┌──
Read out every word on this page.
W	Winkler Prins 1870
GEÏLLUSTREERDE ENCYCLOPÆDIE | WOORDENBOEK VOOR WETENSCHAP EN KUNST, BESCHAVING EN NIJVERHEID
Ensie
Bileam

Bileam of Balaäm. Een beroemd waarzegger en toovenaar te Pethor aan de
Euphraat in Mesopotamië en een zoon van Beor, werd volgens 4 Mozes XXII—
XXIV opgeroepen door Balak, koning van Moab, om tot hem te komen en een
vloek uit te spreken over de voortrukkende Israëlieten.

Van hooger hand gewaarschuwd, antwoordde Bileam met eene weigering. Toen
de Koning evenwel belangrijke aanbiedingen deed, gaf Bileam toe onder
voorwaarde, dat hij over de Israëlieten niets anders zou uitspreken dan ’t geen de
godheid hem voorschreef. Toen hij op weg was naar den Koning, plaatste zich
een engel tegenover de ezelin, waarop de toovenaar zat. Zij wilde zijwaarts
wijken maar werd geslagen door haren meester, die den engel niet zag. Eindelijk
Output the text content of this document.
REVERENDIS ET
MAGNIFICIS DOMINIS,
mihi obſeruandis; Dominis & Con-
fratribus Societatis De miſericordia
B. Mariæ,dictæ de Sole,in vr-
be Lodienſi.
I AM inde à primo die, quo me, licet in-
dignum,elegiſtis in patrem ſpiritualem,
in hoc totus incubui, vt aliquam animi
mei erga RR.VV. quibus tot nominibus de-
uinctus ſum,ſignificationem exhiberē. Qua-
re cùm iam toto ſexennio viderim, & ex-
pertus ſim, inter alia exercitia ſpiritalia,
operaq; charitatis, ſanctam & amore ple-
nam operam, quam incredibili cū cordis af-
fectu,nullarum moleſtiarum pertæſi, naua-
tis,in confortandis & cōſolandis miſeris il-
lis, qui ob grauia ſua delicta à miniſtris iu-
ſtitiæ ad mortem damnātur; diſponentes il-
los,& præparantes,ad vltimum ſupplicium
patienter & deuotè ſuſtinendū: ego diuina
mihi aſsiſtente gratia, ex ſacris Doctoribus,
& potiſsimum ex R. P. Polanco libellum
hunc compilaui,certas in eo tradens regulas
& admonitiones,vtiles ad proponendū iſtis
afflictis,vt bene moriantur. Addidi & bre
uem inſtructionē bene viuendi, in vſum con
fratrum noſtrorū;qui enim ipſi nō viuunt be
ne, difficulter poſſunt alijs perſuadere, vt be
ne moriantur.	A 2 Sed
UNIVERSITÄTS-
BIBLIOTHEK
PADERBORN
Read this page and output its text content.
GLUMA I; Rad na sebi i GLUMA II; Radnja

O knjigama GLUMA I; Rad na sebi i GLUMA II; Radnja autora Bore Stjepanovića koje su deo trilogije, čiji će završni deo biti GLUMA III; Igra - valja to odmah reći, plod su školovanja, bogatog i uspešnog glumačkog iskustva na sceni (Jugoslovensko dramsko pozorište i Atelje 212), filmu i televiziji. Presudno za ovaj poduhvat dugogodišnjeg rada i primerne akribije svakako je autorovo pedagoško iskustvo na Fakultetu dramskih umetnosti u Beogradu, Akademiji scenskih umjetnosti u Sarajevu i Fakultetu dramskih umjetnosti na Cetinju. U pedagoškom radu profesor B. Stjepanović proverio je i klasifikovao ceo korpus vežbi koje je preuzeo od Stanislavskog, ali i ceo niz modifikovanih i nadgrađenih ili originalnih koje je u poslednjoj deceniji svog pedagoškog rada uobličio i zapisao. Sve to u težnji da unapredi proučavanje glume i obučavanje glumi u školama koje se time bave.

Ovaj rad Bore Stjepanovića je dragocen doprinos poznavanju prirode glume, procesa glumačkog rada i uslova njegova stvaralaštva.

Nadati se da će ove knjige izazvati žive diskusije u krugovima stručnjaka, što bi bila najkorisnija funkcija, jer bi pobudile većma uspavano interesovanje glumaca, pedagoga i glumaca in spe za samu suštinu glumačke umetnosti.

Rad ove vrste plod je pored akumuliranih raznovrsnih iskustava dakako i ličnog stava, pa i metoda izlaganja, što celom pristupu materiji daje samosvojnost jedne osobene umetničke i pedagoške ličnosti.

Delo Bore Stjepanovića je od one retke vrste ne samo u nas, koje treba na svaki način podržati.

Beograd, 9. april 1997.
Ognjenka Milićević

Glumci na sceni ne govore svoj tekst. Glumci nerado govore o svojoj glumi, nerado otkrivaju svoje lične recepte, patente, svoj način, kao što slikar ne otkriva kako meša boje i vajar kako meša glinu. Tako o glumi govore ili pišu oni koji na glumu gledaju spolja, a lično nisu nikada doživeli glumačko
└──
**Stated task**
Locate the lines above that contain "page" and copy them.

**Answer for this exercise**
Read out every word on this page.
Read this page and output its text content.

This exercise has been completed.